__Exercise__: A word-for-word restatement of the full listing is required.

**********

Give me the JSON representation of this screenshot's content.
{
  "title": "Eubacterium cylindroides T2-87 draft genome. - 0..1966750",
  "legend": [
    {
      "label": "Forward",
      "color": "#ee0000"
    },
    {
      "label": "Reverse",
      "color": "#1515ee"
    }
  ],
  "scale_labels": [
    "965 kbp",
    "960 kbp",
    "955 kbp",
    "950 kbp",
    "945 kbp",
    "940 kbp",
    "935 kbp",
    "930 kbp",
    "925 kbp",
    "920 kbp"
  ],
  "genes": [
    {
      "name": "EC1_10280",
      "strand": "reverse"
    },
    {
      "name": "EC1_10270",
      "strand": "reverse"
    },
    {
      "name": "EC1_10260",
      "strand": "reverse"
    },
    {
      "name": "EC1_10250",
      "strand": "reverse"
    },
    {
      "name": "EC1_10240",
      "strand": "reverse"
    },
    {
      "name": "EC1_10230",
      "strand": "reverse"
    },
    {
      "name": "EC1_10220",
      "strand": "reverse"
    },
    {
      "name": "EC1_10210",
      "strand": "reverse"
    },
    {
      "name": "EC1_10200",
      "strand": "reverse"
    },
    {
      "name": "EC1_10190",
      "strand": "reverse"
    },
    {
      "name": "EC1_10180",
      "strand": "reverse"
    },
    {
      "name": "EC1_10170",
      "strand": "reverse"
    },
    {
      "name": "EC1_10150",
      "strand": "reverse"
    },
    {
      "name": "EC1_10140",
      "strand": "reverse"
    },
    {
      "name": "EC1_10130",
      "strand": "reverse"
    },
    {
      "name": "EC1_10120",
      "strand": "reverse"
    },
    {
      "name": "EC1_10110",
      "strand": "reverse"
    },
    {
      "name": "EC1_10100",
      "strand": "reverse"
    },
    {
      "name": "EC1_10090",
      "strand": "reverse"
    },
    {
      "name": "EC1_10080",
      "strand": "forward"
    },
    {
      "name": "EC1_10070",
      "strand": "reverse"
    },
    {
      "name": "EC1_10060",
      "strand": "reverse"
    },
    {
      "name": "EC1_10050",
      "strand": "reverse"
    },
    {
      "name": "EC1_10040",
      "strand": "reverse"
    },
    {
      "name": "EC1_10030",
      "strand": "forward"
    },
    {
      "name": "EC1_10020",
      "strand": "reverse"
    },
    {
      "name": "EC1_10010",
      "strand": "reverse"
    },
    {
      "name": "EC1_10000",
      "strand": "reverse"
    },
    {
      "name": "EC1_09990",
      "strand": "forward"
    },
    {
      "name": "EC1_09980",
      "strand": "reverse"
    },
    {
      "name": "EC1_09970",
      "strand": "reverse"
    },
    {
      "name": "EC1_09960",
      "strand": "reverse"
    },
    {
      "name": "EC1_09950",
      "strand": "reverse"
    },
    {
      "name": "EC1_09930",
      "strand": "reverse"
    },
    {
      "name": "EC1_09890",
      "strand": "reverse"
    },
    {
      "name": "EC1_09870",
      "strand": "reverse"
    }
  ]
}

**********

__Problem solution__:
Give me the JSON representation of this screenshot's content.
{
  "title": "Eubacterium cylindroides T2-87 draft genome. - 0..1966750",
  "legend": [
    {
      "label": "Forward",
      "color": "#ee0000"
    },
    {
      "label": "Reverse",
      "color": "#1515ee"
    }
  ],
  "scale_labels": [
    "965 kbp",
    "960 kbp",
    "955 kbp",
    "950 kbp",
    "945 kbp",
    "940 kbp",
    "935 kbp",
    "930 kbp",
    "925 kbp",
    "920 kbp"
  ],
  "genes": [
    {
      "name": "EC1_10280",
      "strand": "reverse"
    },
    {
      "name": "EC1_10270",
      "strand": "reverse"
    },
    {
      "name": "EC1_10260",
      "strand": "reverse"
    },
    {
      "name": "EC1_10250",
      "strand": "reverse"
    },
    {
      "name": "EC1_10240",
      "strand": "reverse"
    },
    {
      "name": "EC1_10230",
      "strand": "reverse"
    },
    {
      "name": "EC1_10220",
      "strand": "reverse"
    },
    {
      "name": "EC1_10210",
      "strand": "reverse"
    },
    {
      "name": "EC1_10200",
      "strand": "reverse"
    },
    {
      "name": "EC1_10190",
      "strand": "reverse"
    },
    {
      "name": "EC1_10180",
      "strand": "reverse"
    },
    {
      "name": "EC1_10170",
      "strand": "reverse"
    },
    {
      "name": "EC1_10150",
      "strand": "reverse"
    },
    {
      "name": "EC1_10140",
      "strand": "reverse"
    },
    {
      "name": "EC1_10130",
      "strand": "reverse"
    },
    {
      "name": "EC1_10120",
      "strand": "reverse"
    },
    {
      "name": "EC1_10110",
      "strand": "reverse"
    },
    {
      "name": "EC1_10100",
      "strand": "reverse"
    },
    {
      "name": "EC1_10090",
      "strand": "reverse"
    },
    {
      "name": "EC1_10080",
      "strand": "forward"
    },
    {
      "name": "EC1_10070",
      "strand": "reverse"
    },
    {
      "name": "EC1_10060",
      "strand": "reverse"
    },
    {
      "name": "EC1_10050",
      "strand": "reverse"
    },
    {
      "name": "EC1_10040",
      "strand": "reverse"
    },
    {
      "name": "EC1_10030",
      "strand": "forward"
    },
    {
      "name": "EC1_10020",
      "strand": "reverse"
    },
    {
      "name": "EC1_10010",
      "strand": "reverse"
    },
    {
      "name": "EC1_10000",
      "strand": "reverse"
    },
    {
      "name": "EC1_09990",
      "strand": "forward"
    },
    {
      "name": "EC1_09980",
      "strand": "reverse"
    },
    {
      "name": "EC1_09970",
      "strand": "reverse"
    },
    {
      "name": "EC1_09960",
      "strand": "reverse"
    },
    {
      "name": "EC1_09950",
      "strand": "reverse"
    },
    {
      "name": "EC1_09930",
      "strand": "reverse"
    },
    {
      "name": "EC1_09890",
      "strand": "reverse"
    },
    {
      "name": "EC1_09870",
      "strand": "reverse"
    }
  ]
}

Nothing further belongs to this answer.